◆ The task ◆
Tally every line of the listing below that holds "color", then give the tally alone.

◆ Records from a collection of figures ◆
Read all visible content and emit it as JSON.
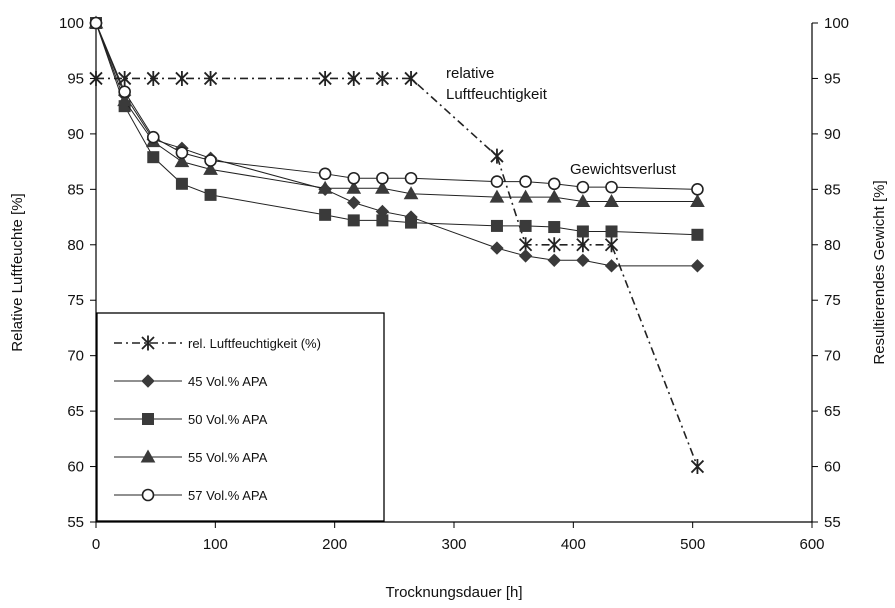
{
  "chart_data": {
    "type": "line",
    "xlabel": "Trocknungsdauer [h]",
    "ylabel_left": "Relative Luftfeuchte [%]",
    "ylabel_right": "Resultierendes Gewicht [%]",
    "xlim": [
      0,
      600
    ],
    "xticks": [
      0,
      100,
      200,
      300,
      400,
      500,
      600
    ],
    "ylim": [
      55,
      100
    ],
    "yticks": [
      55,
      60,
      65,
      70,
      75,
      80,
      85,
      90,
      95,
      100
    ],
    "grid": false,
    "legend_position": "lower-left",
    "annotations": [
      {
        "lines": [
          "relative",
          "Luftfeuchtigkeit"
        ]
      },
      {
        "lines": [
          "Gewichtsverlust"
        ]
      }
    ],
    "series": [
      {
        "name": "rel. Luftfeuchtigkeit (%)",
        "marker": "star",
        "line_style": "dash-dot",
        "x": [
          0,
          24,
          48,
          72,
          96,
          192,
          216,
          240,
          264,
          336,
          360,
          384,
          408,
          432,
          504
        ],
        "y": [
          95,
          95,
          95,
          95,
          95,
          95,
          95,
          95,
          95,
          88,
          80,
          80,
          80,
          80,
          60
        ]
      },
      {
        "name": "45 Vol.% APA",
        "marker": "diamond",
        "line_style": "solid",
        "x": [
          0,
          24,
          48,
          72,
          96,
          192,
          216,
          240,
          264,
          336,
          360,
          384,
          408,
          432,
          504
        ],
        "y": [
          100,
          93.5,
          89.5,
          88.7,
          87.8,
          85,
          83.8,
          83,
          82.5,
          79.7,
          79,
          78.6,
          78.6,
          78.1,
          78.1
        ]
      },
      {
        "name": "50 Vol.% APA",
        "marker": "square",
        "line_style": "solid",
        "x": [
          0,
          24,
          48,
          72,
          96,
          192,
          216,
          240,
          264,
          336,
          360,
          384,
          408,
          432,
          504
        ],
        "y": [
          100,
          92.5,
          87.9,
          85.5,
          84.5,
          82.7,
          82.2,
          82.2,
          82,
          81.7,
          81.7,
          81.6,
          81.2,
          81.2,
          80.9
        ]
      },
      {
        "name": "55 Vol.% APA",
        "marker": "triangle",
        "line_style": "solid",
        "x": [
          0,
          24,
          48,
          72,
          96,
          192,
          216,
          240,
          264,
          336,
          360,
          384,
          408,
          432,
          504
        ],
        "y": [
          100,
          93,
          89.3,
          87.5,
          86.8,
          85.1,
          85.1,
          85.1,
          84.6,
          84.3,
          84.3,
          84.3,
          83.9,
          83.9,
          83.9
        ]
      },
      {
        "name": "57 Vol.% APA",
        "marker": "circle-open",
        "line_style": "solid",
        "x": [
          0,
          24,
          48,
          72,
          96,
          192,
          216,
          240,
          264,
          336,
          360,
          384,
          408,
          432,
          504
        ],
        "y": [
          100,
          93.8,
          89.7,
          88.3,
          87.6,
          86.4,
          86,
          86,
          86,
          85.7,
          85.7,
          85.5,
          85.2,
          85.2,
          85
        ]
      }
    ]
  }
}
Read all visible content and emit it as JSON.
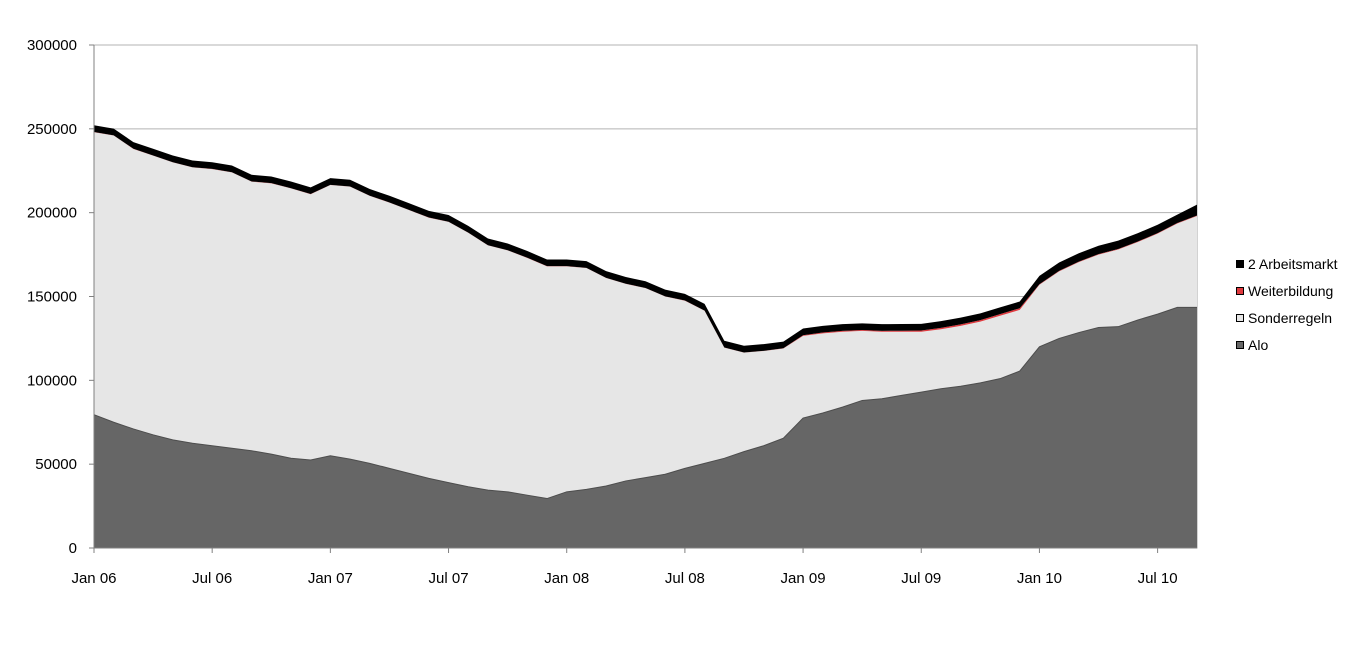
{
  "chart_data": {
    "type": "area",
    "stacked": true,
    "title": "",
    "xlabel": "",
    "ylabel": "",
    "ylim": [
      0,
      300000
    ],
    "yticks": [
      0,
      50000,
      100000,
      150000,
      200000,
      250000,
      300000
    ],
    "ytick_labels": [
      "0",
      "50000",
      "100000",
      "150000",
      "200000",
      "250000",
      "300000"
    ],
    "xtick_labels": [
      {
        "index": 0,
        "label": "Jan 06"
      },
      {
        "index": 6,
        "label": "Jul 06"
      },
      {
        "index": 12,
        "label": "Jan 07"
      },
      {
        "index": 18,
        "label": "Jul 07"
      },
      {
        "index": 24,
        "label": "Jan 08"
      },
      {
        "index": 30,
        "label": "Jul 08"
      },
      {
        "index": 36,
        "label": "Jan 09"
      },
      {
        "index": 42,
        "label": "Jul 09"
      },
      {
        "index": 48,
        "label": "Jan 10"
      },
      {
        "index": 54,
        "label": "Jul 10"
      }
    ],
    "x": [
      "Jan 06",
      "Feb 06",
      "Mar 06",
      "Apr 06",
      "May 06",
      "Jun 06",
      "Jul 06",
      "Aug 06",
      "Sep 06",
      "Oct 06",
      "Nov 06",
      "Dec 06",
      "Jan 07",
      "Feb 07",
      "Mar 07",
      "Apr 07",
      "May 07",
      "Jun 07",
      "Jul 07",
      "Aug 07",
      "Sep 07",
      "Oct 07",
      "Nov 07",
      "Dec 07",
      "Jan 08",
      "Feb 08",
      "Mar 08",
      "Apr 08",
      "May 08",
      "Jun 08",
      "Jul 08",
      "Aug 08",
      "Sep 08",
      "Oct 08",
      "Nov 08",
      "Dec 08",
      "Jan 09",
      "Feb 09",
      "Mar 09",
      "Apr 09",
      "May 09",
      "Jun 09",
      "Jul 09",
      "Aug 09",
      "Sep 09",
      "Oct 09",
      "Nov 09",
      "Dec 09",
      "Jan 10",
      "Feb 10",
      "Mar 10",
      "Apr 10",
      "May 10",
      "Jun 10",
      "Jul 10",
      "Aug 10",
      "Sep 10"
    ],
    "grid": {
      "horizontal": true,
      "vertical": false
    },
    "legend_position": "right",
    "series": [
      {
        "name": "Alo",
        "color": "#666666",
        "values": [
          79500,
          75000,
          71000,
          67500,
          64500,
          62500,
          61000,
          59500,
          58000,
          56000,
          53500,
          52500,
          55000,
          53000,
          50500,
          47500,
          44500,
          41500,
          39000,
          36500,
          34500,
          33500,
          31500,
          29500,
          33500,
          35000,
          37000,
          40000,
          42000,
          44000,
          47500,
          50500,
          53500,
          57500,
          61000,
          65500,
          77500,
          80500,
          84000,
          88000,
          89000,
          91000,
          93000,
          95000,
          96500,
          98500,
          101000,
          105500,
          120000,
          125000,
          128500,
          131500,
          132000,
          136000,
          139500,
          143500,
          143500
        ]
      },
      {
        "name": "Sonderregeln",
        "color": "#e6e6e6",
        "values": [
          168500,
          171000,
          167000,
          166500,
          165500,
          164500,
          165000,
          164500,
          160500,
          161500,
          161000,
          158500,
          161500,
          162500,
          159500,
          158500,
          157000,
          155500,
          155500,
          151500,
          146000,
          144000,
          141500,
          138500,
          134500,
          132000,
          124000,
          117500,
          113000,
          106000,
          100000,
          91000,
          66000,
          59000,
          56500,
          53500,
          49000,
          47500,
          45000,
          41500,
          40000,
          38000,
          36000,
          35500,
          36000,
          36500,
          37500,
          36500,
          37000,
          40000,
          42000,
          43500,
          46000,
          46500,
          48000,
          50000,
          54500
        ]
      },
      {
        "name": "Weiterbildung",
        "color": "#e0393e",
        "values": [
          100,
          100,
          100,
          100,
          100,
          100,
          100,
          100,
          100,
          100,
          100,
          100,
          100,
          100,
          100,
          100,
          100,
          100,
          100,
          100,
          100,
          100,
          100,
          100,
          100,
          100,
          100,
          100,
          100,
          100,
          100,
          100,
          100,
          100,
          100,
          100,
          400,
          500,
          500,
          500,
          500,
          600,
          700,
          800,
          900,
          900,
          1000,
          1000,
          300,
          300,
          300,
          300,
          300,
          300,
          300,
          300,
          300
        ]
      },
      {
        "name": "2 Arbeitsmarkt",
        "color": "#000000",
        "values": [
          4000,
          4000,
          4000,
          4000,
          4000,
          4000,
          4000,
          4000,
          4000,
          4000,
          4000,
          4000,
          4000,
          4000,
          4000,
          4000,
          4000,
          4000,
          4000,
          4000,
          4000,
          4000,
          4000,
          4000,
          4000,
          4000,
          4000,
          4000,
          4000,
          4000,
          4000,
          4000,
          4000,
          4000,
          4000,
          4000,
          4000,
          4000,
          4000,
          4000,
          4000,
          4000,
          4000,
          4000,
          4000,
          4000,
          4000,
          4000,
          5000,
          5000,
          5000,
          5000,
          5000,
          5000,
          5000,
          5000,
          6500
        ]
      }
    ],
    "legend_order": [
      "2 Arbeitsmarkt",
      "Weiterbildung",
      "Sonderregeln",
      "Alo"
    ]
  }
}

◆ Solution to the problem ◆
4